** Supplied text follows **

I originally wrote this piece as a “Shining Moment” talk I gave at my MOPS meeting in May of 2015. The theme for MOPS that year was “Be You Bravely.” Being me bravely was something my soul needed that year. The theme was right on time. I am so grateful to my Stamford MOPS group for taking a chance on me as part of the leadership team. I was less of a faith person and more of a fear person, but their faith and their kindness paved the way for me to find my own path back to belief.

“Our deepest fear is not that we are inadequate. Our deepest fear is that we are powerful beyond measure. It is our light, not our darkness that most frightens us. We ask ourselves, ‘Who am I to be brilliant, gorgeous, talented, fabulous?’ Actually, who are you not to be? You are a child of God. Your playing small does not serve the world. There is nothing enlightened about shrinking so that other people wont feel insecure around you. We are all meant to shine, as children do. We were born to make manifest the glory of God that is within us. It’s not just in some of us; it’s in everyone. And as we let our own light shine, we unconsciously give other people permission to do the same. As we are liberated from our own fear, our presence automatically liberates others.”

~Marianne Williamson

This quote sums up the struggle I have had for a few years. I knew I was afraid when my husband went to war. That fear for me was/is justifiable. It’s tangible-something real to be afraid of-bad guys, war zone, etc.

But this fear of being powerful beyond measure and having a light that overcomes the darkness sounds absurd to me. There are so many more things on my to-do list than being powerful beyond measure and a light in the darkness. SO what am I afraid of?

The truth is a combination of, “I don’t know and everything.” And that combination has been paralyzing for me. My self-esteem plummeted and my anxiety skyrocketed. I became easily swayed by outside influences, especially my husband. Somehow in the midst of my fear and insecurity I replaced God with Matthew and made his words and deeds law. I squashed my talents and interests in support of him and unfortunately that has led to nothing but resentment.

** End of Supplied text **
** Data section follows **

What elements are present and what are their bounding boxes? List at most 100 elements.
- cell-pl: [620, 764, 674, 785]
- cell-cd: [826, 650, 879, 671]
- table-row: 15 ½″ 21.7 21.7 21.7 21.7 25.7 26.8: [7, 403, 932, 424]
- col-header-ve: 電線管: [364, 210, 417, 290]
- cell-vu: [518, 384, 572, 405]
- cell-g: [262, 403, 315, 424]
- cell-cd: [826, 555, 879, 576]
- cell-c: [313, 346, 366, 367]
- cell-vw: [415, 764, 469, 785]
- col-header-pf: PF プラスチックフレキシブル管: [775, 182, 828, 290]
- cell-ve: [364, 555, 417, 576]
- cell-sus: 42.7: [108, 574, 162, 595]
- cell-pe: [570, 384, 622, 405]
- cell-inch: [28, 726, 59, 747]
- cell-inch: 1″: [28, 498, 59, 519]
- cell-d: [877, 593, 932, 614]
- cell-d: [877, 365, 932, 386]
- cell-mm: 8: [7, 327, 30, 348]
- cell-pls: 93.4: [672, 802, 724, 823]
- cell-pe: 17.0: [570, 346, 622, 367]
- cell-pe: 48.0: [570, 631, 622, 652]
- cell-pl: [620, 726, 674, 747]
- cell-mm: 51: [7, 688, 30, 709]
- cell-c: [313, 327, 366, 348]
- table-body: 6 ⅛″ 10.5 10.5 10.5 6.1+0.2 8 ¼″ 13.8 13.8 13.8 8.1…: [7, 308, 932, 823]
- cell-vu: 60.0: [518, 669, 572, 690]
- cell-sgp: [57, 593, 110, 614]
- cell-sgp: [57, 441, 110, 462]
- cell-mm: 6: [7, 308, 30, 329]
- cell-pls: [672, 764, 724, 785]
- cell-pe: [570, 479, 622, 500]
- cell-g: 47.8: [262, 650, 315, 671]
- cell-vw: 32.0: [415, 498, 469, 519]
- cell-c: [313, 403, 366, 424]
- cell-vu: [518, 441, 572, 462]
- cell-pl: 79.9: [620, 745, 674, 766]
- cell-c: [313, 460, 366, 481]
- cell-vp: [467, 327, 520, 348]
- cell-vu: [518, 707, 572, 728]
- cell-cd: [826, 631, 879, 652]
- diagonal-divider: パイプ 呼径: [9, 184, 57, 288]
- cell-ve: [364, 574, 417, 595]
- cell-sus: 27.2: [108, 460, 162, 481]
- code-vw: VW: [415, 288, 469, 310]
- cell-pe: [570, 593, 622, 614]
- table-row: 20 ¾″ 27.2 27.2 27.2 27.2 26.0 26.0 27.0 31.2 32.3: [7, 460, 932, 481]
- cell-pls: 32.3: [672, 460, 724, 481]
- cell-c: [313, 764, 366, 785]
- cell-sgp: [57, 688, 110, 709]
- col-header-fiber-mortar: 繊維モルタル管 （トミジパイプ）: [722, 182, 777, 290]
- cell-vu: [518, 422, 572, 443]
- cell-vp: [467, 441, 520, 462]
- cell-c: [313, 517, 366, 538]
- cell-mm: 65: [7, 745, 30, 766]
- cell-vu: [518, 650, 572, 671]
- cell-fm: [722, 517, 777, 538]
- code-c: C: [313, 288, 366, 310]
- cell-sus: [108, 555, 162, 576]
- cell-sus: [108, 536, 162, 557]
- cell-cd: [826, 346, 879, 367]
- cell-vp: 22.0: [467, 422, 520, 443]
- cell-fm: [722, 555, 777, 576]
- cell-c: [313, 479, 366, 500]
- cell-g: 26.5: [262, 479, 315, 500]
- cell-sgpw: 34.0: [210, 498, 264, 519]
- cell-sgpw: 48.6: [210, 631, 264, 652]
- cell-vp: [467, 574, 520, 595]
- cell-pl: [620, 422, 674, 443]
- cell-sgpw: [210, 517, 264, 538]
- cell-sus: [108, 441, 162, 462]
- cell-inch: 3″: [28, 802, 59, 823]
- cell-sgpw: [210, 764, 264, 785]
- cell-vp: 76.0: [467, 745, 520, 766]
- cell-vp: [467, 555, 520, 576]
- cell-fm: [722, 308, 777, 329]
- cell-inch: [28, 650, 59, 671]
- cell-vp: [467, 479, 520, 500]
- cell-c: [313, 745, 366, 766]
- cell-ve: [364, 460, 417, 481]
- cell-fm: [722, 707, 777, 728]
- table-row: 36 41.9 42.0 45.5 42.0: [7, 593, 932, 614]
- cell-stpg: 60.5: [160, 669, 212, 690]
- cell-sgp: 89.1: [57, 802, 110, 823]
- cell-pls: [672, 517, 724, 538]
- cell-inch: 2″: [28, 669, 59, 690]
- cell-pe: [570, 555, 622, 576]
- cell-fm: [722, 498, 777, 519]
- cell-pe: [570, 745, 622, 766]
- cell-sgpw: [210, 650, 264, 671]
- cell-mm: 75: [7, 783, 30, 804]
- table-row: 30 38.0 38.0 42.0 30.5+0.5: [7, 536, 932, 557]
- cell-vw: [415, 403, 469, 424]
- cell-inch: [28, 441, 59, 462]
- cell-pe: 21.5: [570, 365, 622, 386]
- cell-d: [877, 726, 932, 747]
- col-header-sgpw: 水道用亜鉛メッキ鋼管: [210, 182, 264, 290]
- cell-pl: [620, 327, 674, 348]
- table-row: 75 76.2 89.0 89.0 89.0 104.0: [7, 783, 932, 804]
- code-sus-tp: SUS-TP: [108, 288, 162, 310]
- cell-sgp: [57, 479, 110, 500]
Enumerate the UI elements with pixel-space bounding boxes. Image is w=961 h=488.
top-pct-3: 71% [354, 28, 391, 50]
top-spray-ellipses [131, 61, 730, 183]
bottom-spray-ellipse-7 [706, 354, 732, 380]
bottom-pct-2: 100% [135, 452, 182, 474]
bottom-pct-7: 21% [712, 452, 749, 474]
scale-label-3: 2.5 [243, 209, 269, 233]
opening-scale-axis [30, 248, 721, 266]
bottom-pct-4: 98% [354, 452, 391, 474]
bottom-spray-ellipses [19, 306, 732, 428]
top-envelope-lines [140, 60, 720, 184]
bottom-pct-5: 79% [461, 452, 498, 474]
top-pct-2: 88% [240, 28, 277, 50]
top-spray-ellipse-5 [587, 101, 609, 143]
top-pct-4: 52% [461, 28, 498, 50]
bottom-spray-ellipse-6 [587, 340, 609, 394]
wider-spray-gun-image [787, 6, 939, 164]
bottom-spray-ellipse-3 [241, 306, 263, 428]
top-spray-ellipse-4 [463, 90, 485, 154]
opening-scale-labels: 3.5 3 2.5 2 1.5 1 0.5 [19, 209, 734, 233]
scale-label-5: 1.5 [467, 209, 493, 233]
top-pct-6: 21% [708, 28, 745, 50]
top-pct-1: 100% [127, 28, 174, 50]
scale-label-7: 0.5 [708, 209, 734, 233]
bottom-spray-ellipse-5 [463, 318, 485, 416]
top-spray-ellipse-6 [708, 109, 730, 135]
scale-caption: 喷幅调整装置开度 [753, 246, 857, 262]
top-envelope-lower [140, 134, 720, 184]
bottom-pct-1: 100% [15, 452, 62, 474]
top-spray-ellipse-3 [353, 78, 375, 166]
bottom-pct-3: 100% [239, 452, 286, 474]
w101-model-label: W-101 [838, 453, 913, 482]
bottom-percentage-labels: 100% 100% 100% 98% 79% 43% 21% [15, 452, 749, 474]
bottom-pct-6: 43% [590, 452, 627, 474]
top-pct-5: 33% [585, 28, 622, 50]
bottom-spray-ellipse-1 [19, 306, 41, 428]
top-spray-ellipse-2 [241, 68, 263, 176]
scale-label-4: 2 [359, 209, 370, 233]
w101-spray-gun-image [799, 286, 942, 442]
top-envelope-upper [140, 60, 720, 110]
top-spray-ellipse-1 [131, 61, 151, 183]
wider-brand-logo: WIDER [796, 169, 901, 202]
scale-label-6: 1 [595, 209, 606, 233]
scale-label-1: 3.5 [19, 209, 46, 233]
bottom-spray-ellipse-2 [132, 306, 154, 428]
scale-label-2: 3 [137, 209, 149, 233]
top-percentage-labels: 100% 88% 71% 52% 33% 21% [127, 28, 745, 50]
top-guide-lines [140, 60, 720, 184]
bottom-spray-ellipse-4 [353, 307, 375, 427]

** End of Data section **

Exercise 1.
Answer each of these from the MOPS talk:
(a) In what month and year did the writer give the talk?
(b) Who is named as the source of the quote?
(c) Whom does the writer say she put in God's place?
Exercise 2. Write the next few paragraphs of the MOPS talk, starting after its last sentence.

Task response 1.
(a) May 2015
(b) Marianne Williamson
(c) Matthew, her husband

Task response 2.
My transformation to meek and resentful was a slow fade. The move back toward confident and courageous has been equally as glacial in movement. It was during my train rides to and from work in New York City that I read, Freefall to Fly, by Rebekah Lyons. Reading that book planted a seed in my heart and growth in faith began. Her book challenged my ideas about myself with questions such as:

 “What am I so afraid of? Why is living in the moment so difficult?” pg 87

She also answered these questions for me with her words, “Because when the busy stops and the hurry fades I’m left with a haunting feeling of inadequacy.” Pg 87

The following words of Lyons’ about using my God given gifts and talents hit me with a power packed punch:

God wants us to reclaim it. To stop filling our days with empty distractions that deter us from using our hearts and souls.” Pg 93

Reading those words, “God wants us…” were the seeds of faith being restored in my soul. I didn’t believe in myself, but God does. He wants me to reclaim the gifts and talents He gave me because I am, “fearfully and wonderfully made,” in His image. Psalm 139: 13-14

It has been a year since I read Freefall to Fly and the journey from then until now hasn’t been smooth, but I have stepped out in faith more times than not. I have spent more time in the Word. I have surrounded myself with faithful people. I have tried new things, gone to unfamiliar places, and learned that I am worthy of love and respect.

I am still uncovering my gifts. There are still days that I’m unsure of my talents and greater purpose in life. But I am learning that,

“[Life’s] not completing a task list. It’s not looking perfect. Or being perfect. It’s a plan derailed, a life surrendered, a bondage broken. It’s knowing who you are and more importantly Whose you are.” ~Rebekah Lyons

Learning Whose I am and fostering that relationship has allowed me to be brave.